#### PROMPT
Identify and reproduce every line holding the string "phục".

#### STORED ROWS
○ ○ ○ ○ ○

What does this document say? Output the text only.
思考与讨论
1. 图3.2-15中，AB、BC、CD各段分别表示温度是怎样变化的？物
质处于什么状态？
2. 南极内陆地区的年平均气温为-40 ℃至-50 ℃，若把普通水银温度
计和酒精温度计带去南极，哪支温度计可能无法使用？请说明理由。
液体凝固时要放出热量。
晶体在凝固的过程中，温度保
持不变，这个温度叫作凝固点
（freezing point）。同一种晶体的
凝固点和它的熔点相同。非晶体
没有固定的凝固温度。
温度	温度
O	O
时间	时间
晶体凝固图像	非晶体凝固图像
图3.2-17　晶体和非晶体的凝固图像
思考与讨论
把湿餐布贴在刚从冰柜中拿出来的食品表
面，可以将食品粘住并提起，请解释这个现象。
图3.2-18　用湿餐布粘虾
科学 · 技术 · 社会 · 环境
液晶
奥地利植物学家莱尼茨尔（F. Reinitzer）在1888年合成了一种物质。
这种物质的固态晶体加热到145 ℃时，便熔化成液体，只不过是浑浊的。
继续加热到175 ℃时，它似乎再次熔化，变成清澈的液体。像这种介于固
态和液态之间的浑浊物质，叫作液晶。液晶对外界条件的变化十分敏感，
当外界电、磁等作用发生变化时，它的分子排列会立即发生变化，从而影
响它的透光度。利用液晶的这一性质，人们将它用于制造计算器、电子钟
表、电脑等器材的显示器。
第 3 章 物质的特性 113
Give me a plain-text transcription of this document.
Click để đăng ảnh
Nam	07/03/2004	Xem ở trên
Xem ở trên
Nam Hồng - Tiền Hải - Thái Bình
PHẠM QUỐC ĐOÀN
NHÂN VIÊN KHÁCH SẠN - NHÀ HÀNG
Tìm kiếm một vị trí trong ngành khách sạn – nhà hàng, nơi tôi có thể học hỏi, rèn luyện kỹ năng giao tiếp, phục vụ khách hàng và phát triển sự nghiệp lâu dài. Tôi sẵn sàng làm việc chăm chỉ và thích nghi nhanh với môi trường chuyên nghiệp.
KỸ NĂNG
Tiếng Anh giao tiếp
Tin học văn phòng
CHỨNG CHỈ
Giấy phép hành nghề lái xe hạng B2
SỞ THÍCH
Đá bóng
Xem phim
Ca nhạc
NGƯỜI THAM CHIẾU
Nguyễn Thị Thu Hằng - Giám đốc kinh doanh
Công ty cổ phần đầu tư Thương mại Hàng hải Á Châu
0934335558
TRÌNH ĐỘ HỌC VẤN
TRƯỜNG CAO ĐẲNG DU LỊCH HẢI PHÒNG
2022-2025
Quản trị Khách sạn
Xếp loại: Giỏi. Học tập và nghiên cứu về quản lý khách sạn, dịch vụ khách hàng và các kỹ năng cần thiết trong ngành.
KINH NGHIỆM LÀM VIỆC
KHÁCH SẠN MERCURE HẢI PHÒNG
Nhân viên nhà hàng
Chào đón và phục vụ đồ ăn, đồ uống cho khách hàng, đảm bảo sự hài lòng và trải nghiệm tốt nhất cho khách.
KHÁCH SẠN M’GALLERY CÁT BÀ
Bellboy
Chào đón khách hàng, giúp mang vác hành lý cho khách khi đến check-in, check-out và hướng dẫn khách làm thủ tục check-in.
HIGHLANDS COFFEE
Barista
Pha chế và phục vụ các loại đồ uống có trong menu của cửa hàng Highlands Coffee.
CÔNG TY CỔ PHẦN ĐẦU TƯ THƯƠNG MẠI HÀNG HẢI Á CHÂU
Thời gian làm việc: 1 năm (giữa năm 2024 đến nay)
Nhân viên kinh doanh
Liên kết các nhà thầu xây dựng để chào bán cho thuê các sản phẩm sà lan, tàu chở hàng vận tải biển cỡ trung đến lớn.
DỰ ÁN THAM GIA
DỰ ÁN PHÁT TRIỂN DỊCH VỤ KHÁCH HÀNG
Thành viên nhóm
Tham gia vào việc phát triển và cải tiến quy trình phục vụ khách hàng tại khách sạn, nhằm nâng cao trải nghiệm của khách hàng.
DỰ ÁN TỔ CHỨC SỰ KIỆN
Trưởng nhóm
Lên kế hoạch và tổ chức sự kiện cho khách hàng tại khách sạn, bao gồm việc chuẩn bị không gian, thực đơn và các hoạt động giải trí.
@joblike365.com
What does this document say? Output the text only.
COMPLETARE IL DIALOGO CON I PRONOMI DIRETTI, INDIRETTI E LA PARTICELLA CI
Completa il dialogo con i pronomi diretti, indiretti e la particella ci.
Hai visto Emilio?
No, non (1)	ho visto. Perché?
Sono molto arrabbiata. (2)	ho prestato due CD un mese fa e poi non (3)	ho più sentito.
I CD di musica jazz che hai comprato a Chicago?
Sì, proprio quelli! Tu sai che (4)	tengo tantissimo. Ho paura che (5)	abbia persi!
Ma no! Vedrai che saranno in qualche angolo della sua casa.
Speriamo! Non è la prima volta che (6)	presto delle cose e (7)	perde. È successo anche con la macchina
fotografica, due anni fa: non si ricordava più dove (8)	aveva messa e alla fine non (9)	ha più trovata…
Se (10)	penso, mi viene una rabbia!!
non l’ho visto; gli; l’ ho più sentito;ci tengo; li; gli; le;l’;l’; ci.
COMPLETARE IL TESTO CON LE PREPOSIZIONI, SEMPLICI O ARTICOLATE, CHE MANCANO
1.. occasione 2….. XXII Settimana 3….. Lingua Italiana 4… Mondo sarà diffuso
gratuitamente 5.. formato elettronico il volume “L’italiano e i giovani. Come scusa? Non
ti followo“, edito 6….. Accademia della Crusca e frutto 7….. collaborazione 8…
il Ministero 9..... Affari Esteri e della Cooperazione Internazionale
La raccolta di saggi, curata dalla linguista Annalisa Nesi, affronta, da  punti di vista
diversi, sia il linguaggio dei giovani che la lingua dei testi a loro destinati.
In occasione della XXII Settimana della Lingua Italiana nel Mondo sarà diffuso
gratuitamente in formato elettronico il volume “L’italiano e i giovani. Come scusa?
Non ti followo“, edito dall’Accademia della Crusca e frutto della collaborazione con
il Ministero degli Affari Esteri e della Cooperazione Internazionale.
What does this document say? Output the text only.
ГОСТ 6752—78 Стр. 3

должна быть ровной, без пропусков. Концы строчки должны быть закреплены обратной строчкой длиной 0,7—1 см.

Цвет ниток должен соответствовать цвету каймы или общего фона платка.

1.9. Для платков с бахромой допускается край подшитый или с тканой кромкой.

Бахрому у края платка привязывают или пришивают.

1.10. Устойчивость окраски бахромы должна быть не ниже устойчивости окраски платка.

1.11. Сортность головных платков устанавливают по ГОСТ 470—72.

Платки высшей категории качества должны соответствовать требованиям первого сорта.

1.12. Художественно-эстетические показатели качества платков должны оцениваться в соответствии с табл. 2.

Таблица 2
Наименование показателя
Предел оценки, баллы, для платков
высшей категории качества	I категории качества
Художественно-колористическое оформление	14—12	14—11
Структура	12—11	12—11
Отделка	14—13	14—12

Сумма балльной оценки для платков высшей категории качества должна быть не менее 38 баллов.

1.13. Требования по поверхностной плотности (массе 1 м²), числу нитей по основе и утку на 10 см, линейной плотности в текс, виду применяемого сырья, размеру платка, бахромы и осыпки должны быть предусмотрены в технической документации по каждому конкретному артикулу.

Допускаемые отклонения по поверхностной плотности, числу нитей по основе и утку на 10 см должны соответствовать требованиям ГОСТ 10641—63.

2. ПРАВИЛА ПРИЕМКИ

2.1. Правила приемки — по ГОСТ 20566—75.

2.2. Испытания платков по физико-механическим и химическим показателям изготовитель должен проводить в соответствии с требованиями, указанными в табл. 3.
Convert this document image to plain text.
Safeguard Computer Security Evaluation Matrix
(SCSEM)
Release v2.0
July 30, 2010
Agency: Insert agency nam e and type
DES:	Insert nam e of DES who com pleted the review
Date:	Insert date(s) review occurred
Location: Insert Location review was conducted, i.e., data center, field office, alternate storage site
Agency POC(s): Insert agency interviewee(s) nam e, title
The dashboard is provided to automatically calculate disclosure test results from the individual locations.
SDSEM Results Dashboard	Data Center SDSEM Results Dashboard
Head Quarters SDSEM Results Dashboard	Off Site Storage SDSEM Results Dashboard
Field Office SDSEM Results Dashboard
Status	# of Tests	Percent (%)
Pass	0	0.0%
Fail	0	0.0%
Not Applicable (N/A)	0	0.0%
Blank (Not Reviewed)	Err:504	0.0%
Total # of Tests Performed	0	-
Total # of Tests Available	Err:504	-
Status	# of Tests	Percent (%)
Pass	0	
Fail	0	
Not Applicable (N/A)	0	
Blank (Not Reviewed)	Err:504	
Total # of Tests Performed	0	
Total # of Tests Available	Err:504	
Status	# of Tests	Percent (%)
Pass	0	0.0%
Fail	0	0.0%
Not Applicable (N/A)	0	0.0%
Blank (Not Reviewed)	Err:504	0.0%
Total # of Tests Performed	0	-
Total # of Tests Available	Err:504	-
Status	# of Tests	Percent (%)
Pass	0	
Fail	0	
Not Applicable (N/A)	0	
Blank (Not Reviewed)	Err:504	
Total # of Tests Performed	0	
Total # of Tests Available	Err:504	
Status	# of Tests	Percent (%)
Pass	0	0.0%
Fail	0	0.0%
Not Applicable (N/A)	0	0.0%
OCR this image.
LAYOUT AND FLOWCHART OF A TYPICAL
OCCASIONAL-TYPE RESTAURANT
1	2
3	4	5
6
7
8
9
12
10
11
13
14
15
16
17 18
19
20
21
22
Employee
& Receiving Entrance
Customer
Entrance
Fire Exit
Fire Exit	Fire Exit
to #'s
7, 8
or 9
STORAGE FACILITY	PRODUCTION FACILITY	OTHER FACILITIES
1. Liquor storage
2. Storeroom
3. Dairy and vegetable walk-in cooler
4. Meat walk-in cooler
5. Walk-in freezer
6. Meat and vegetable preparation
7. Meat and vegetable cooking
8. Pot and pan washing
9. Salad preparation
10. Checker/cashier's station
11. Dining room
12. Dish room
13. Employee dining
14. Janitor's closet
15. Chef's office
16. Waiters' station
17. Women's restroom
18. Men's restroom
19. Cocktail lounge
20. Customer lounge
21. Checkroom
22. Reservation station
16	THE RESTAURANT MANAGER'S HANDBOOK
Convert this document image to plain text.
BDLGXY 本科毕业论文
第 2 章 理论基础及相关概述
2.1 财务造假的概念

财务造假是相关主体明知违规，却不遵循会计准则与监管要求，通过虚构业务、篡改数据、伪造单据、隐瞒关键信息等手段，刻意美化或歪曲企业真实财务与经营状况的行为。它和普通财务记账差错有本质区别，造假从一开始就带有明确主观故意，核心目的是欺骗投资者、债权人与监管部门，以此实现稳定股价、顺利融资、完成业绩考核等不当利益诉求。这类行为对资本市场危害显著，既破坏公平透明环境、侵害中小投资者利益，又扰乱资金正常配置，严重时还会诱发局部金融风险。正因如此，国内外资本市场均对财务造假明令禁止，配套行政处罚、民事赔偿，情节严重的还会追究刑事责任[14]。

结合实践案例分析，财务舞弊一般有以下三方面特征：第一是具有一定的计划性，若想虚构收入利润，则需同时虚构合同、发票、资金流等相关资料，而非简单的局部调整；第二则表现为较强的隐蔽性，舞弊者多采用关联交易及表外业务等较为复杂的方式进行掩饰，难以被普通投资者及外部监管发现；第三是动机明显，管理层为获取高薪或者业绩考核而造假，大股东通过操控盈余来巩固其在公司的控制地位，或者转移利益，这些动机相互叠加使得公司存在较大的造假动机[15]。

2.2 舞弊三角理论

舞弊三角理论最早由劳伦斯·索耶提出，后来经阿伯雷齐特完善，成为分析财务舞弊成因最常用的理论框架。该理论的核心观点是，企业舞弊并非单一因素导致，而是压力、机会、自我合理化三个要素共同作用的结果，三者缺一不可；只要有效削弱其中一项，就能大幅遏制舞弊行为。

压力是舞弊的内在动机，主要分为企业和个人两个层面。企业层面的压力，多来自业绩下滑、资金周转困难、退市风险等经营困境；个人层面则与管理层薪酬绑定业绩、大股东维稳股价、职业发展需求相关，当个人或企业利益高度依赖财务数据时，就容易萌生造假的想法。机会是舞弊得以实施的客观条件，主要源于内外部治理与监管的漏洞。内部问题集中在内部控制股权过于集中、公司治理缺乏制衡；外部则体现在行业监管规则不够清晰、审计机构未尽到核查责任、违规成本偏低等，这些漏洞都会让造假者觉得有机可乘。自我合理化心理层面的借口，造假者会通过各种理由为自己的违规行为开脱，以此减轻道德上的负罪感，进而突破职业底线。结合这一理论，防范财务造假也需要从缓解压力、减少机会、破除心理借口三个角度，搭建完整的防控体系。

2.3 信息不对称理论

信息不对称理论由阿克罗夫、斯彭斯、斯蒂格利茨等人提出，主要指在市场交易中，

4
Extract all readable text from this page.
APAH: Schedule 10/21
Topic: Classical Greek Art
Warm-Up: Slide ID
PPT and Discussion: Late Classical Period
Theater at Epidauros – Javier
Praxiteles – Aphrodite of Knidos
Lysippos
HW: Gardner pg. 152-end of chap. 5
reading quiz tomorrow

○ ○ ○ ○ ○

#### WRITTEN SOLUTION
Tìm kiếm một vị trí trong ngành khách sạn – nhà hàng, nơi tôi có thể học hỏi, rèn luyện kỹ năng giao tiếp, phục vụ khách hàng và phát triển sự nghiệp lâu dài. Tôi sẵn sàng làm việc chăm chỉ và thích nghi nhanh với môi trường chuyên nghiệp.
Chào đón và phục vụ đồ ăn, đồ uống cho khách hàng, đảm bảo sự hài lòng và trải nghiệm tốt nhất cho khách.
Pha chế và phục vụ các loại đồ uống có trong menu của cửa hàng Highlands Coffee.
Tham gia vào việc phát triển và cải tiến quy trình phục vụ khách hàng tại khách sạn, nhằm nâng cao trải nghiệm của khách hàng.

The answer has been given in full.